◆ **Task directions**
Look for "JSON" in each line of the entries, and return the matching lines.

◆ **Stored data**
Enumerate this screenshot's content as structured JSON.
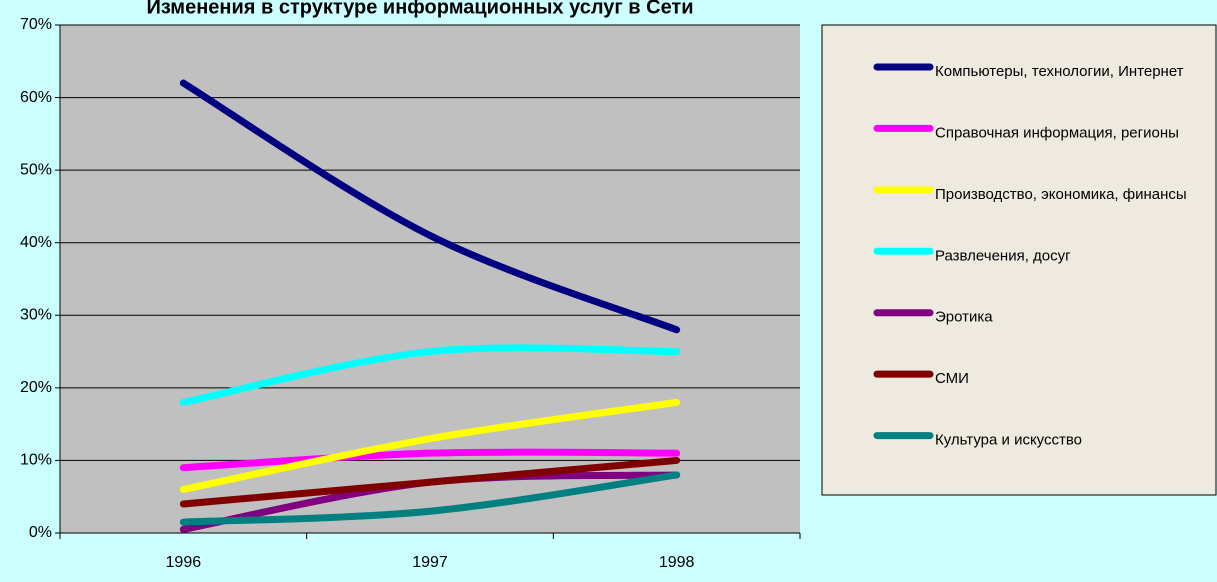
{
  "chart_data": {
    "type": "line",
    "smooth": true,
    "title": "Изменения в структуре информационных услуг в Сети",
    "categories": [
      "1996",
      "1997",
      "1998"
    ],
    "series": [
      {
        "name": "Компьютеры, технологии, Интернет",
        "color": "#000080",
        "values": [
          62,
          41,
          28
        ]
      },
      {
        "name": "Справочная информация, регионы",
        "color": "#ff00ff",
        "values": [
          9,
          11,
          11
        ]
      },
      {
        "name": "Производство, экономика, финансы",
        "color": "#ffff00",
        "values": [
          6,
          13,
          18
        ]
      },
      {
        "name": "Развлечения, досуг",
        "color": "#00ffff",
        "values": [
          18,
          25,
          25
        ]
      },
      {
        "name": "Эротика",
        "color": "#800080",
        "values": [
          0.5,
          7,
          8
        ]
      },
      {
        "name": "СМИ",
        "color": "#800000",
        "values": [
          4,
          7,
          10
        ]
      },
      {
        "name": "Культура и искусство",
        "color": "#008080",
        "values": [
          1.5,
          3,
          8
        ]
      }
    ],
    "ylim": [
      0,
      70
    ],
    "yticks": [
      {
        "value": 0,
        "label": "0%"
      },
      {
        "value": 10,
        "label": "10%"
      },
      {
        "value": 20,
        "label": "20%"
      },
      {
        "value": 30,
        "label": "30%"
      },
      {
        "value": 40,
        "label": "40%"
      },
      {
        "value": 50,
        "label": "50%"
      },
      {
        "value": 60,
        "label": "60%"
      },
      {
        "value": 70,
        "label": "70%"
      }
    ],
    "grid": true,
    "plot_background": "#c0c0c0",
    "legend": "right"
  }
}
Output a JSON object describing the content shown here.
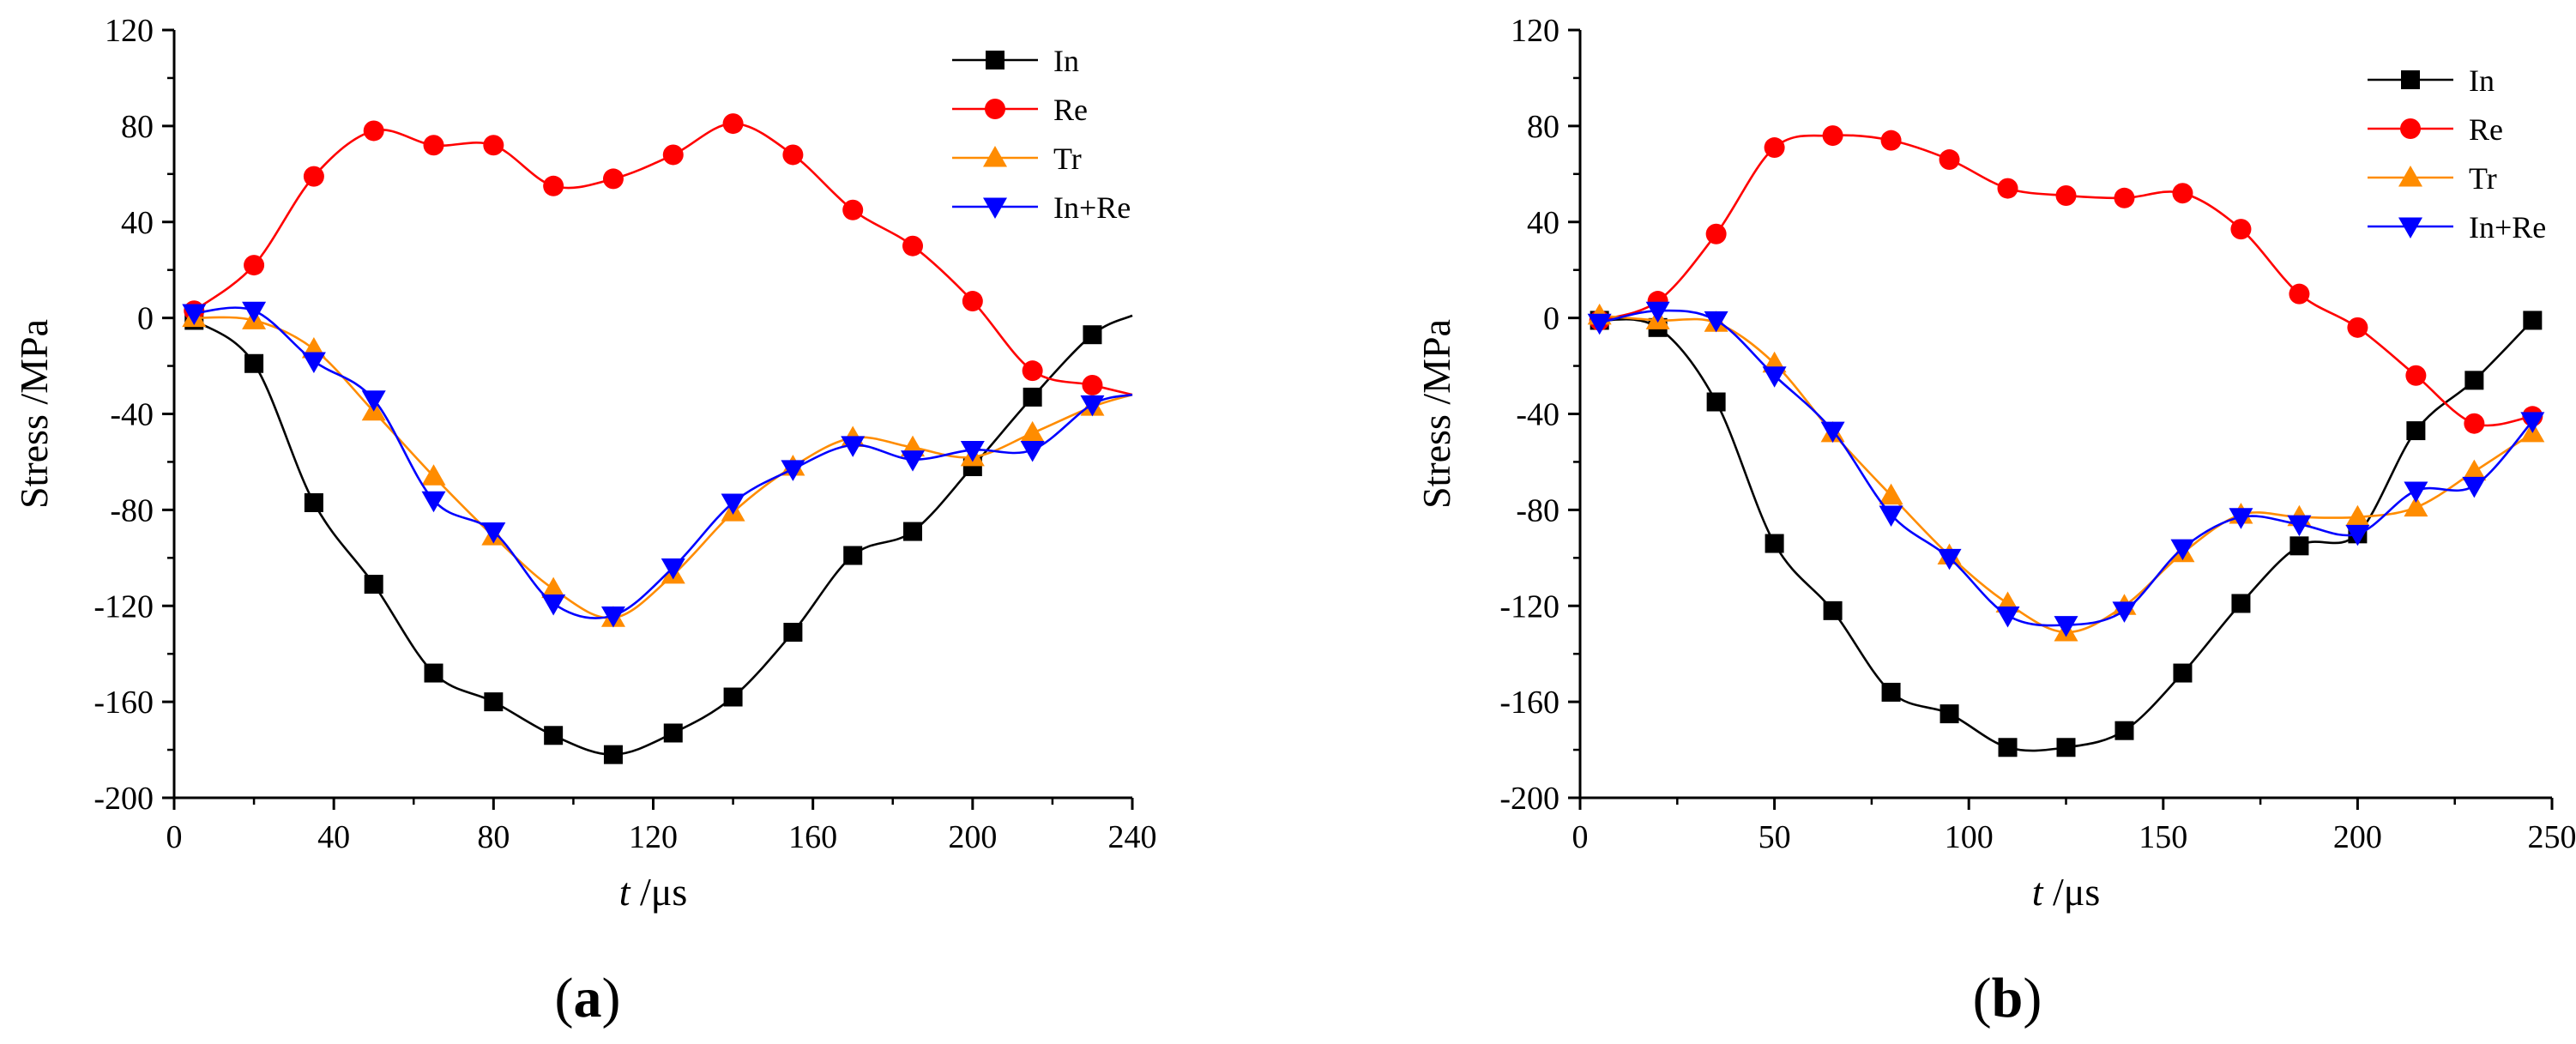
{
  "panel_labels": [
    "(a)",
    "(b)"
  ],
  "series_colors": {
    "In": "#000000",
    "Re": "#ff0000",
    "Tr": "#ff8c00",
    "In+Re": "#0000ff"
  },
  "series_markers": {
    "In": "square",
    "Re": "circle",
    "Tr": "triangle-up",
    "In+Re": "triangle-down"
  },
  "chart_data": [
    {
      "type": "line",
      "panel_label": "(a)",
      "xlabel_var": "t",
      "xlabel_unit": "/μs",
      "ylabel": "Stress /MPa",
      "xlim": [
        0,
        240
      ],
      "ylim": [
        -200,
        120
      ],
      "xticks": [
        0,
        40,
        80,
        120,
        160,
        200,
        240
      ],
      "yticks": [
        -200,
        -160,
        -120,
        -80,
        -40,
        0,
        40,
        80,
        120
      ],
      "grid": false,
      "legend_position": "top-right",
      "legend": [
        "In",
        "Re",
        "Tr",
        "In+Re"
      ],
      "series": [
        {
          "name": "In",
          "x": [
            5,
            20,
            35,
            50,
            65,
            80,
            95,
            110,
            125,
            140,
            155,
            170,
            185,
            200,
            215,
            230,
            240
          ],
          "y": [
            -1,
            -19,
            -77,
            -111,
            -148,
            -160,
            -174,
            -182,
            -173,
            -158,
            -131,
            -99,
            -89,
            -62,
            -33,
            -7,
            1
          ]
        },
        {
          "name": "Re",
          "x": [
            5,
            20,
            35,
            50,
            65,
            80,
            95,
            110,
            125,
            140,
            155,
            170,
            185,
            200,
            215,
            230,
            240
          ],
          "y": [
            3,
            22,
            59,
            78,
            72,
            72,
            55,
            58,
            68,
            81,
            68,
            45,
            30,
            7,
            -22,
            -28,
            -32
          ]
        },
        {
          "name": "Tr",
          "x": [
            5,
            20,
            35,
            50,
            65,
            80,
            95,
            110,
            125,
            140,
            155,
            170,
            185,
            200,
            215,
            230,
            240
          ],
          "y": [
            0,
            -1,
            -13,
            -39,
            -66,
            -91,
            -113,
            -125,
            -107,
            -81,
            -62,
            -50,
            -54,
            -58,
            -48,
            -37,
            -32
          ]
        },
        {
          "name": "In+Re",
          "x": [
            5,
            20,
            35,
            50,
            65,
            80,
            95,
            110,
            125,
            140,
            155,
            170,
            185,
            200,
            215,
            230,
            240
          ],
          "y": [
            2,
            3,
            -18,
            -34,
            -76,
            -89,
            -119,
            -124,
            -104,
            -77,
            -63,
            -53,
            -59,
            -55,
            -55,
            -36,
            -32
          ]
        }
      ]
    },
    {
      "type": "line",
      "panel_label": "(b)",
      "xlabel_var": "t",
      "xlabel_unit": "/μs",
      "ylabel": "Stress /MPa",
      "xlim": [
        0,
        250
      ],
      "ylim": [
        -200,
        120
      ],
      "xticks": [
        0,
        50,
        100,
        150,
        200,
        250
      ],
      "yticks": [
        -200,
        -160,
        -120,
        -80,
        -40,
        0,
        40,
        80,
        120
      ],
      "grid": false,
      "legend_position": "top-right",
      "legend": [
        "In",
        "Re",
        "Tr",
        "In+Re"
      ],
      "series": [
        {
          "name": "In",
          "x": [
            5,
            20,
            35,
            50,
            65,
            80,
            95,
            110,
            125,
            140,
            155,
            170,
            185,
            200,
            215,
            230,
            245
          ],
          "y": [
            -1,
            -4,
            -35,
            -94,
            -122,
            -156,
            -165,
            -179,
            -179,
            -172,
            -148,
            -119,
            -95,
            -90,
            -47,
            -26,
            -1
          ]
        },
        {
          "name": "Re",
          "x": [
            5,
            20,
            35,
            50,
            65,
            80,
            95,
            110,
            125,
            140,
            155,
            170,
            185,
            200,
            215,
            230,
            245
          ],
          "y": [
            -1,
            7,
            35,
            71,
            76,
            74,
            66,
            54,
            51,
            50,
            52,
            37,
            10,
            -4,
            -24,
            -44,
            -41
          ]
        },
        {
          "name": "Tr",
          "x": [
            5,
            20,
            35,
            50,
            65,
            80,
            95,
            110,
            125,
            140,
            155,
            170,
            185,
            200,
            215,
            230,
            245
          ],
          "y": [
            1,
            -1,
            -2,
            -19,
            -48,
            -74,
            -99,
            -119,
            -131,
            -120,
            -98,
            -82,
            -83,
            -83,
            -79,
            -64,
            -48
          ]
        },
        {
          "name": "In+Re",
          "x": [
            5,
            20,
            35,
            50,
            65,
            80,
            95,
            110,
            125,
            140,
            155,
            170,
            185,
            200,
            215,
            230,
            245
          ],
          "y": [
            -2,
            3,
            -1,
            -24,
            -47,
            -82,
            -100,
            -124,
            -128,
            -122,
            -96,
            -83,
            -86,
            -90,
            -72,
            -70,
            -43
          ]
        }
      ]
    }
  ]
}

◆ **Solved problem**
Enumerate this screenshot's content as structured JSON.
Output a JSON object describing the content shown here.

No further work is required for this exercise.